Start of Task material

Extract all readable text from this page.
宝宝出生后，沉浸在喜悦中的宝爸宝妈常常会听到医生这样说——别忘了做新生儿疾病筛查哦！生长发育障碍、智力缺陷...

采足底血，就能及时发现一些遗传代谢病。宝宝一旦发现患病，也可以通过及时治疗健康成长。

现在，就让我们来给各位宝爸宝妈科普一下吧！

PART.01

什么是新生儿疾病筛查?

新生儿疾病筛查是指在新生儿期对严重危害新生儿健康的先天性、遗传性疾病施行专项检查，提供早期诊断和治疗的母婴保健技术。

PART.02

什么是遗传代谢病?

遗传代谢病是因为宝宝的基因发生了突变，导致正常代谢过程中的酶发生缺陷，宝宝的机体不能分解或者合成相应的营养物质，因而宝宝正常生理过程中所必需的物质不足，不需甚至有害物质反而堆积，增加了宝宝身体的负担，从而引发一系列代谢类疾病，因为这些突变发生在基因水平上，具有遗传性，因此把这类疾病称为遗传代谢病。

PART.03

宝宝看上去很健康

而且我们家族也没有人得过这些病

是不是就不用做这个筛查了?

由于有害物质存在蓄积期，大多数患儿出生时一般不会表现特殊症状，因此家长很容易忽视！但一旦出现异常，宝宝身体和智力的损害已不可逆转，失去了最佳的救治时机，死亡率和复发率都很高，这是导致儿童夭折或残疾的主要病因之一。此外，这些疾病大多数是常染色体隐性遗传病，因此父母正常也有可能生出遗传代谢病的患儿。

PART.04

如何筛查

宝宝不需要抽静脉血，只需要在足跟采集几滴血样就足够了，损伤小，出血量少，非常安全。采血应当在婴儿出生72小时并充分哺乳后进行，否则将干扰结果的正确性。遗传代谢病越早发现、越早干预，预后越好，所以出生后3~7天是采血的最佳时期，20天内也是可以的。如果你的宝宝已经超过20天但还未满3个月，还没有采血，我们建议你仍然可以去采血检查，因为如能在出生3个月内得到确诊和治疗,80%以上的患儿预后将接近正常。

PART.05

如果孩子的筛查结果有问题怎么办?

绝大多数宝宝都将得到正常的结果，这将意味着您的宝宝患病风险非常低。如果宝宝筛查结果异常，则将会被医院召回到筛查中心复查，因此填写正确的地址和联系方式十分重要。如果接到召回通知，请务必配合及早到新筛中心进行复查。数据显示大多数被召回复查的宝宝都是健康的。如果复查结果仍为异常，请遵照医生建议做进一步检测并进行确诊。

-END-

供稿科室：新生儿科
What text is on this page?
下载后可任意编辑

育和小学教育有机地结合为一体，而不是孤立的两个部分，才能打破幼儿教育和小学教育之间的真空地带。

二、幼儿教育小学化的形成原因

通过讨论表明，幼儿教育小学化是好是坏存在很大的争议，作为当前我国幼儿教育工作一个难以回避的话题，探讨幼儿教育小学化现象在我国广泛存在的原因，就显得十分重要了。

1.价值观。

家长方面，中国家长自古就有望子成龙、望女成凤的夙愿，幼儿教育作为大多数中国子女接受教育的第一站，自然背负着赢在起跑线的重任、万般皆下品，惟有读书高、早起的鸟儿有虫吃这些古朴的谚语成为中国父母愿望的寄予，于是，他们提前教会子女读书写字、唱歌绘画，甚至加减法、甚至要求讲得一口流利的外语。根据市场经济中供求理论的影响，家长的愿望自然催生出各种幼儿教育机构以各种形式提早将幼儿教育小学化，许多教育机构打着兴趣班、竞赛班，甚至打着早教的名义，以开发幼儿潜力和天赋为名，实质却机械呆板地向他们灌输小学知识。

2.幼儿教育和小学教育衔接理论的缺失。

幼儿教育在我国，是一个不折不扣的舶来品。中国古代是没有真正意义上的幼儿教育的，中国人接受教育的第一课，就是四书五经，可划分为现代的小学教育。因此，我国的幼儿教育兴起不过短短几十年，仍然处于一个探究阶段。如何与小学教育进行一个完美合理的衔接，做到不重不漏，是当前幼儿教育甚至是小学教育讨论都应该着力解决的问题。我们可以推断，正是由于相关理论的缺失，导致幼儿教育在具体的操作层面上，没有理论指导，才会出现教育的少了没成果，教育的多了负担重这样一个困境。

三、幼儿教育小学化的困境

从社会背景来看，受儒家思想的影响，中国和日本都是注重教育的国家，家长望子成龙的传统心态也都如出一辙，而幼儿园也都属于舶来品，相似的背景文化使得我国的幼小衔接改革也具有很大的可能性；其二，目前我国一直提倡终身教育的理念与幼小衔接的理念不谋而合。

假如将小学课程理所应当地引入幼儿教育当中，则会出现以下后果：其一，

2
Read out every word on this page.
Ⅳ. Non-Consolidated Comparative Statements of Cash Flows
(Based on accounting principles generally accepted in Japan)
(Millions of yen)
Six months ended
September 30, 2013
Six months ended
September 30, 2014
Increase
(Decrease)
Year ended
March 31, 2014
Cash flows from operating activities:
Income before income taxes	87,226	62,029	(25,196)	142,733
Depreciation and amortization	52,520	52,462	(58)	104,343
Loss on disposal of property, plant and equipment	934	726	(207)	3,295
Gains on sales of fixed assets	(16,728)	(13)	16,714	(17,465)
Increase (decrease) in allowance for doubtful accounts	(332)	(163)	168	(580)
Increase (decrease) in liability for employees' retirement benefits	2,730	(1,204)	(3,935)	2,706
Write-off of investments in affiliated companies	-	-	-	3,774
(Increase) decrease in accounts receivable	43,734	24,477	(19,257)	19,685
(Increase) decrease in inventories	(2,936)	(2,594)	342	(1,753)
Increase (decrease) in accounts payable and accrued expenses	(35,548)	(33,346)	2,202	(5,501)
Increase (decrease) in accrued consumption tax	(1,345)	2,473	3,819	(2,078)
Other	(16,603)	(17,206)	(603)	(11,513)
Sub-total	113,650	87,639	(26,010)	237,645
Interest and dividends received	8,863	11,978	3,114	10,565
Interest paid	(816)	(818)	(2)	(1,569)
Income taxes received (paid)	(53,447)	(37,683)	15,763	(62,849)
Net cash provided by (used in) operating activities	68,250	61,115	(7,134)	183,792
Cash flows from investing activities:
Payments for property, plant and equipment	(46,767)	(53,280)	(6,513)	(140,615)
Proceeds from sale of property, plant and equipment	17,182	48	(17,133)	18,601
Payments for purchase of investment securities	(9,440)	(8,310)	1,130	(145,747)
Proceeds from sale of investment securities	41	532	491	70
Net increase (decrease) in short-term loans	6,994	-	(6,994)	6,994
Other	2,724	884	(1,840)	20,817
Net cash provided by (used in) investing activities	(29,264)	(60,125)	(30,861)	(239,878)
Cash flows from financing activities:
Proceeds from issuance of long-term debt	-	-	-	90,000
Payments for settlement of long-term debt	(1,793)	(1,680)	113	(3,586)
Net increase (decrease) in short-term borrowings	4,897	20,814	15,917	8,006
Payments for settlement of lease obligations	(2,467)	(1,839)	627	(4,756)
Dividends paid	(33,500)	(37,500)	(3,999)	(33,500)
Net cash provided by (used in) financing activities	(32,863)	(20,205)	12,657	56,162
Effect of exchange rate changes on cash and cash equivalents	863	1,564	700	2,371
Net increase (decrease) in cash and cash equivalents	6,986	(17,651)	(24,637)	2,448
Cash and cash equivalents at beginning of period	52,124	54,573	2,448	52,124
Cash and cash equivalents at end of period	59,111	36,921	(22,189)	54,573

End of Task material

Directive — Return each line of the listing that holds the string "financing".

Exercise result —
Cash flows from financing activities:
Net cash provided by (used in) financing activities	(32,863)	(20,205)	12,657	56,162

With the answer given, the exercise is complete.